▶ **EXERCISE GOAL**
Omit the images. Copy each entry word for word.

▶ **Collected data**

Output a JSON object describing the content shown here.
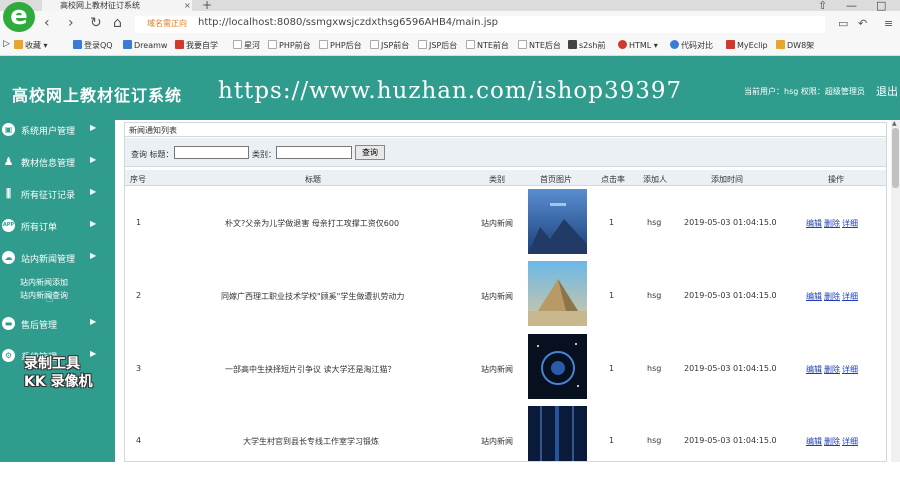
{
  "browser": {
    "logo_letter": "e",
    "tab_title": "高校网上教材征订系统",
    "tab_close": "×",
    "tab_new": "+",
    "win_controls": [
      "⇧",
      "—",
      "□"
    ],
    "address_warning": "域名需正向",
    "url": "http://localhost:8080/ssmgxwsjczdxthsg6596AHB4/main.jsp",
    "nav_back": "‹",
    "nav_forward": "›",
    "nav_reload": "↻",
    "nav_home": "⌂"
  },
  "favorites": [
    {
      "label": "收藏 ▾",
      "color": "#e8a530"
    },
    {
      "label": "登录QQ",
      "color": "#3b7bd6"
    },
    {
      "label": "Dreamw",
      "color": "#3b7bd6"
    },
    {
      "label": "我要自学",
      "color": "#d03a2a"
    },
    {
      "label": "星河",
      "color": "#bbbbbb"
    },
    {
      "label": "PHP前台",
      "color": "#bbbbbb"
    },
    {
      "label": "PHP后台",
      "color": "#bbbbbb"
    },
    {
      "label": "JSP前台",
      "color": "#bbbbbb"
    },
    {
      "label": "JSP后台",
      "color": "#bbbbbb"
    },
    {
      "label": "NTE前台",
      "color": "#bbbbbb"
    },
    {
      "label": "NTE后台",
      "color": "#bbbbbb"
    },
    {
      "label": "s2sh前",
      "color": "#444444"
    },
    {
      "label": "HTML ▾",
      "color": "#d03a2a"
    },
    {
      "label": "代码对比",
      "color": "#3b7bd6"
    },
    {
      "label": "MyEclip",
      "color": "#d03a2a"
    },
    {
      "label": "DW8架",
      "color": "#e8a530"
    }
  ],
  "header": {
    "title": "高校网上教材征订系统",
    "watermark": "https://www.huzhan.com/ishop39397",
    "user_info": "当前用户：hsg 权限：超级管理员",
    "logout": "退出"
  },
  "sidebar": {
    "items": [
      {
        "label": "系统用户管理",
        "icon": "monitor-icon",
        "glyph": "▣"
      },
      {
        "label": "教材信息管理",
        "icon": "users-icon",
        "glyph": "♟"
      },
      {
        "label": "所有征订记录",
        "icon": "chart-icon",
        "glyph": "⫼"
      },
      {
        "label": "所有订单",
        "icon": "app-icon",
        "glyph": "APP"
      },
      {
        "label": "站内新闻管理",
        "icon": "cloud-icon",
        "glyph": "☁"
      },
      {
        "label": "售后管理",
        "icon": "briefcase-icon",
        "glyph": "▬"
      },
      {
        "label": "系统管理",
        "icon": "gear-icon",
        "glyph": "⚙"
      }
    ],
    "sub_items": [
      "站内新闻添加",
      "站内新闻查询"
    ],
    "arrow": "▶",
    "overlay_text": [
      "录制工具",
      "KK 录像机"
    ]
  },
  "panel": {
    "title": "新闻通知列表",
    "search_prefix": "查询 标题：",
    "category_label": "类别：",
    "title_value": "",
    "category_value": "",
    "search_button": "查询"
  },
  "table": {
    "columns": [
      "序号",
      "标题",
      "类别",
      "首页图片",
      "点击率",
      "添加人",
      "添加时间",
      "操作"
    ],
    "rows": [
      {
        "no": "1",
        "title": "朴文?父亲为儿学做退害 母亲打工攻撑工资仅600",
        "category": "站内新闻",
        "clicks": "1",
        "adder": "hsg",
        "time": "2019-05-03 01:04:15.0",
        "thumb": "blue"
      },
      {
        "no": "2",
        "title": "同嫁广西理工职业技术学校\"顾奚\"学生做遭扒劳动力",
        "category": "站内新闻",
        "clicks": "1",
        "adder": "hsg",
        "time": "2019-05-03 01:04:15.0",
        "thumb": "pyramid"
      },
      {
        "no": "3",
        "title": "一部高中生抉择短片引争议 读大学还是淘江猫？",
        "category": "站内新闻",
        "clicks": "1",
        "adder": "hsg",
        "time": "2019-05-03 01:04:15.0",
        "thumb": "space"
      },
      {
        "no": "4",
        "title": "大学生村官到县长专线工作室学习锻炼",
        "category": "站内新闻",
        "clicks": "1",
        "adder": "hsg",
        "time": "2019-05-03 01:04:15.0",
        "thumb": "tunnel"
      }
    ],
    "actions": [
      "编辑",
      "删除",
      "详细"
    ]
  }
}
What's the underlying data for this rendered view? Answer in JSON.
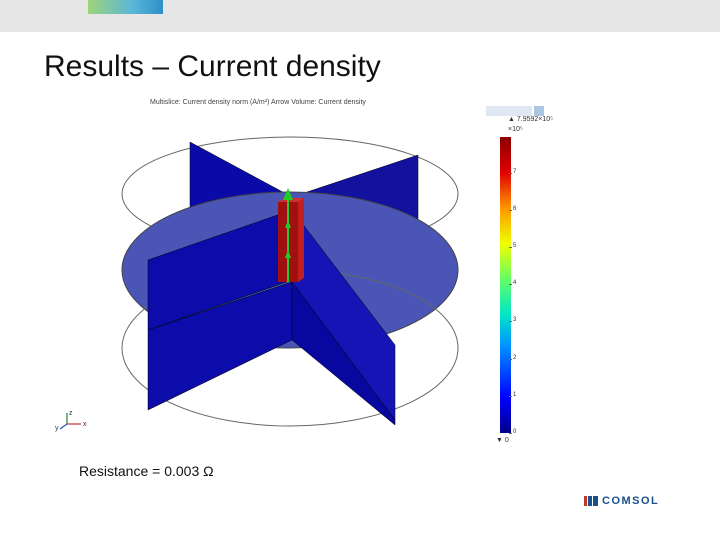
{
  "slide": {
    "title": "Results – Current density",
    "result": "Resistance = 0.003 Ω"
  },
  "plot": {
    "caption": "Multislice: Current density norm (A/m²)  Arrow Volume: Current density",
    "colorbar": {
      "max_label": "▲ 7.9592×10⁵",
      "exponent": "×10⁵",
      "min_label": "▼ 0",
      "ticks": [
        "7",
        "6",
        "5",
        "4",
        "3",
        "2",
        "1",
        "0"
      ],
      "tick_values": [
        7,
        6,
        5,
        4,
        3,
        2,
        1,
        0
      ],
      "range": [
        0,
        7.9592
      ]
    },
    "axes": {
      "x": "x",
      "y": "y",
      "z": "z"
    }
  },
  "brand": {
    "logo_text": "COMSOL",
    "colors": {
      "primary": "#1a4f8b",
      "accent": "#c0392b",
      "slice_blue": "#0a0aa8",
      "plane_blue": "#4a55b5"
    }
  }
}
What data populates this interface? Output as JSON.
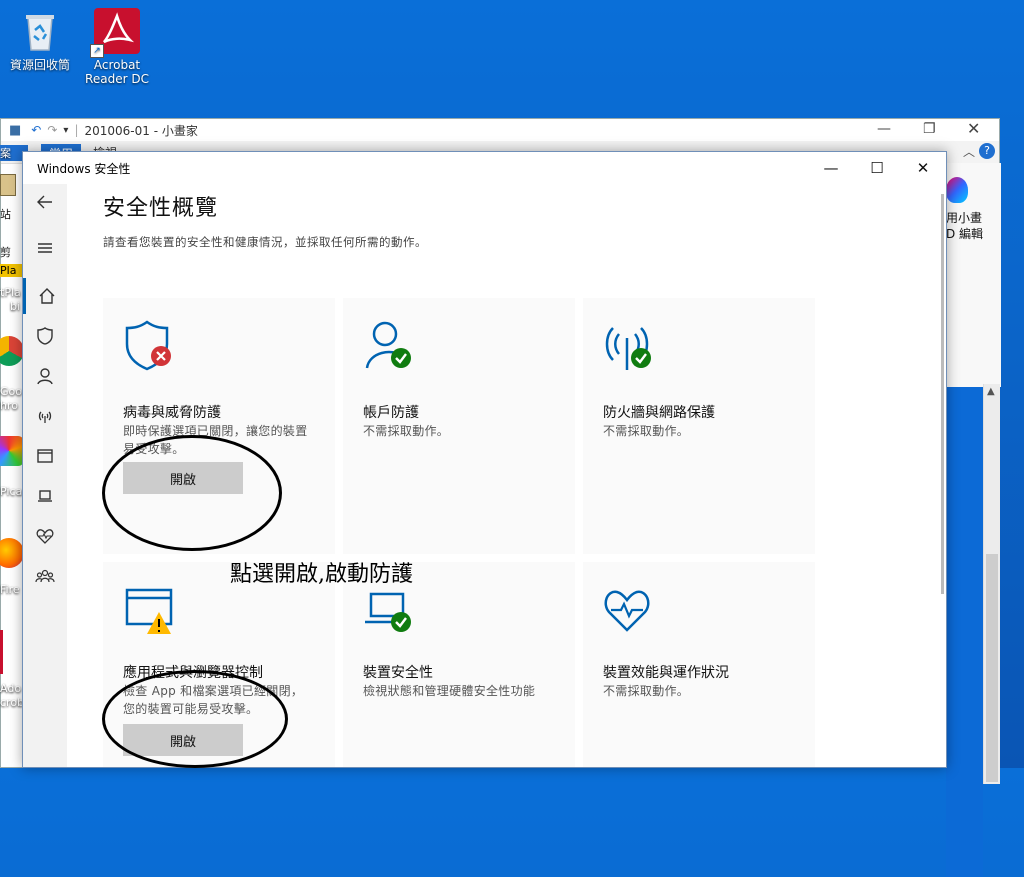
{
  "desktop": {
    "icons": [
      {
        "name": "recycle-bin",
        "label": "資源回收筒"
      },
      {
        "name": "acrobat",
        "label": "Acrobat Reader DC"
      }
    ],
    "left_stubs": [
      "案",
      "站",
      "剪",
      "Pla",
      "tPla",
      "bi",
      "Goo",
      "hro",
      "Picas",
      "Fire",
      "Ado",
      "crob"
    ]
  },
  "paint_window": {
    "title": "201006-01 - 小畫家",
    "ribbon_tab": "常用",
    "ribbon_tab2": "檢視",
    "right_label1": "用小畫",
    "right_label2": "D 編輯"
  },
  "security_window": {
    "title": "Windows 安全性",
    "page_title": "安全性概覽",
    "page_subtitle": "請查看您裝置的安全性和健康情況，並採取任何所需的動作。",
    "cards": [
      {
        "title": "病毒與威脅防護",
        "desc": "即時保護選項已關閉，讓您的裝置易受攻擊。",
        "button": "開啟",
        "status": "error"
      },
      {
        "title": "帳戶防護",
        "desc": "不需採取動作。",
        "status": "ok"
      },
      {
        "title": "防火牆與網路保護",
        "desc": "不需採取動作。",
        "status": "ok"
      },
      {
        "title": "應用程式與瀏覽器控制",
        "desc": "檢查 App 和檔案選項已經關閉，您的裝置可能易受攻擊。",
        "button": "開啟",
        "status": "warning"
      },
      {
        "title": "裝置安全性",
        "desc": "檢視狀態和管理硬體安全性功能",
        "status": "ok"
      },
      {
        "title": "裝置效能與運作狀況",
        "desc": "不需採取動作。",
        "status": "ok"
      }
    ]
  },
  "annotation": {
    "text": "點選開啟,啟動防護"
  },
  "colors": {
    "accent": "#0063b1",
    "ok": "#107c10",
    "error": "#d13438",
    "warning": "#ffb900"
  }
}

▶ **SOLVED PROBLEM**
Output a JSON object describing the content shown here.
{
  "browser": {
    "logo_letter": "e",
    "tab_title": "高校网上教材征订系统",
    "tab_close": "×",
    "tab_new": "+",
    "win_controls": [
      "⇧",
      "—",
      "□"
    ],
    "address_warning": "域名需正向",
    "url": "http://localhost:8080/ssmgxwsjczdxthsg6596AHB4/main.jsp",
    "nav_back": "‹",
    "nav_forward": "›",
    "nav_reload": "↻",
    "nav_home": "⌂"
  },
  "favorites": [
    {
      "label": "收藏 ▾",
      "color": "#e8a530"
    },
    {
      "label": "登录QQ",
      "color": "#3b7bd6"
    },
    {
      "label": "Dreamw",
      "color": "#3b7bd6"
    },
    {
      "label": "我要自学",
      "color": "#d03a2a"
    },
    {
      "label": "星河",
      "color": "#bbbbbb"
    },
    {
      "label": "PHP前台",
      "color": "#bbbbbb"
    },
    {
      "label": "PHP后台",
      "color": "#bbbbbb"
    },
    {
      "label": "JSP前台",
      "color": "#bbbbbb"
    },
    {
      "label": "JSP后台",
      "color": "#bbbbbb"
    },
    {
      "label": "NTE前台",
      "color": "#bbbbbb"
    },
    {
      "label": "NTE后台",
      "color": "#bbbbbb"
    },
    {
      "label": "s2sh前",
      "color": "#444444"
    },
    {
      "label": "HTML ▾",
      "color": "#d03a2a"
    },
    {
      "label": "代码对比",
      "color": "#3b7bd6"
    },
    {
      "label": "MyEclip",
      "color": "#d03a2a"
    },
    {
      "label": "DW8架",
      "color": "#e8a530"
    }
  ],
  "header": {
    "title": "高校网上教材征订系统",
    "watermark": "https://www.huzhan.com/ishop39397",
    "user_info": "当前用户：hsg 权限：超级管理员",
    "logout": "退出"
  },
  "sidebar": {
    "items": [
      {
        "label": "系统用户管理",
        "icon": "monitor-icon",
        "glyph": "▣"
      },
      {
        "label": "教材信息管理",
        "icon": "users-icon",
        "glyph": "♟"
      },
      {
        "label": "所有征订记录",
        "icon": "chart-icon",
        "glyph": "⫼"
      },
      {
        "label": "所有订单",
        "icon": "app-icon",
        "glyph": "APP"
      },
      {
        "label": "站内新闻管理",
        "icon": "cloud-icon",
        "glyph": "☁"
      },
      {
        "label": "售后管理",
        "icon": "briefcase-icon",
        "glyph": "▬"
      },
      {
        "label": "系统管理",
        "icon": "gear-icon",
        "glyph": "⚙"
      }
    ],
    "sub_items": [
      "站内新闻添加",
      "站内新闻查询"
    ],
    "arrow": "▶",
    "overlay_text": [
      "录制工具",
      "KK 录像机"
    ]
  },
  "panel": {
    "title": "新闻通知列表",
    "search_prefix": "查询 标题：",
    "category_label": "类别：",
    "title_value": "",
    "category_value": "",
    "search_button": "查询"
  },
  "table": {
    "columns": [
      "序号",
      "标题",
      "类别",
      "首页图片",
      "点击率",
      "添加人",
      "添加时间",
      "操作"
    ],
    "rows": [
      {
        "no": "1",
        "title": "朴文?父亲为儿学做退害 母亲打工攻撑工资仅600",
        "category": "站内新闻",
        "clicks": "1",
        "adder": "hsg",
        "time": "2019-05-03 01:04:15.0",
        "thumb": "blue"
      },
      {
        "no": "2",
        "title": "同嫁广西理工职业技术学校\"顾奚\"学生做遭扒劳动力",
        "category": "站内新闻",
        "clicks": "1",
        "adder": "hsg",
        "time": "2019-05-03 01:04:15.0",
        "thumb": "pyramid"
      },
      {
        "no": "3",
        "title": "一部高中生抉择短片引争议 读大学还是淘江猫？",
        "category": "站内新闻",
        "clicks": "1",
        "adder": "hsg",
        "time": "2019-05-03 01:04:15.0",
        "thumb": "space"
      },
      {
        "no": "4",
        "title": "大学生村官到县长专线工作室学习锻炼",
        "category": "站内新闻",
        "clicks": "1",
        "adder": "hsg",
        "time": "2019-05-03 01:04:15.0",
        "thumb": "tunnel"
      }
    ],
    "actions": [
      "编辑",
      "删除",
      "详细"
    ]
  }
}
What's the underlying data for this rendered view? Answer in JSON.
{
  "slide": {
    "title": "Results – Current density",
    "result": "Resistance = 0.003 Ω"
  },
  "plot": {
    "caption": "Multislice: Current density norm (A/m²)  Arrow Volume: Current density",
    "colorbar": {
      "max_label": "▲ 7.9592×10⁵",
      "exponent": "×10⁵",
      "min_label": "▼ 0",
      "ticks": [
        "7",
        "6",
        "5",
        "4",
        "3",
        "2",
        "1",
        "0"
      ],
      "tick_values": [
        7,
        6,
        5,
        4,
        3,
        2,
        1,
        0
      ],
      "range": [
        0,
        7.9592
      ]
    },
    "axes": {
      "x": "x",
      "y": "y",
      "z": "z"
    }
  },
  "brand": {
    "logo_text": "COMSOL",
    "colors": {
      "primary": "#1a4f8b",
      "accent": "#c0392b",
      "slice_blue": "#0a0aa8",
      "plane_blue": "#4a55b5"
    }
  }
}
What data populates this interface? Output as JSON.
{
  "desktop": {
    "icons": [
      {
        "name": "recycle-bin",
        "label": "資源回收筒"
      },
      {
        "name": "acrobat",
        "label": "Acrobat Reader DC"
      }
    ],
    "left_stubs": [
      "案",
      "站",
      "剪",
      "Pla",
      "tPla",
      "bi",
      "Goo",
      "hro",
      "Picas",
      "Fire",
      "Ado",
      "crob"
    ]
  },
  "paint_window": {
    "title": "201006-01 - 小畫家",
    "ribbon_tab": "常用",
    "ribbon_tab2": "檢視",
    "right_label1": "用小畫",
    "right_label2": "D 編輯"
  },
  "security_window": {
    "title": "Windows 安全性",
    "page_title": "安全性概覽",
    "page_subtitle": "請查看您裝置的安全性和健康情況，並採取任何所需的動作。",
    "cards": [
      {
        "title": "病毒與威脅防護",
        "desc": "即時保護選項已關閉，讓您的裝置易受攻擊。",
        "button": "開啟",
        "status": "error"
      },
      {
        "title": "帳戶防護",
        "desc": "不需採取動作。",
        "status": "ok"
      },
      {
        "title": "防火牆與網路保護",
        "desc": "不需採取動作。",
        "status": "ok"
      },
      {
        "title": "應用程式與瀏覽器控制",
        "desc": "檢查 App 和檔案選項已經關閉，您的裝置可能易受攻擊。",
        "button": "開啟",
        "status": "warning"
      },
      {
        "title": "裝置安全性",
        "desc": "檢視狀態和管理硬體安全性功能",
        "status": "ok"
      },
      {
        "title": "裝置效能與運作狀況",
        "desc": "不需採取動作。",
        "status": "ok"
      }
    ]
  },
  "annotation": {
    "text": "點選開啟,啟動防護"
  },
  "colors": {
    "accent": "#0063b1",
    "ok": "#107c10",
    "error": "#d13438",
    "warning": "#ffb900"
  }
}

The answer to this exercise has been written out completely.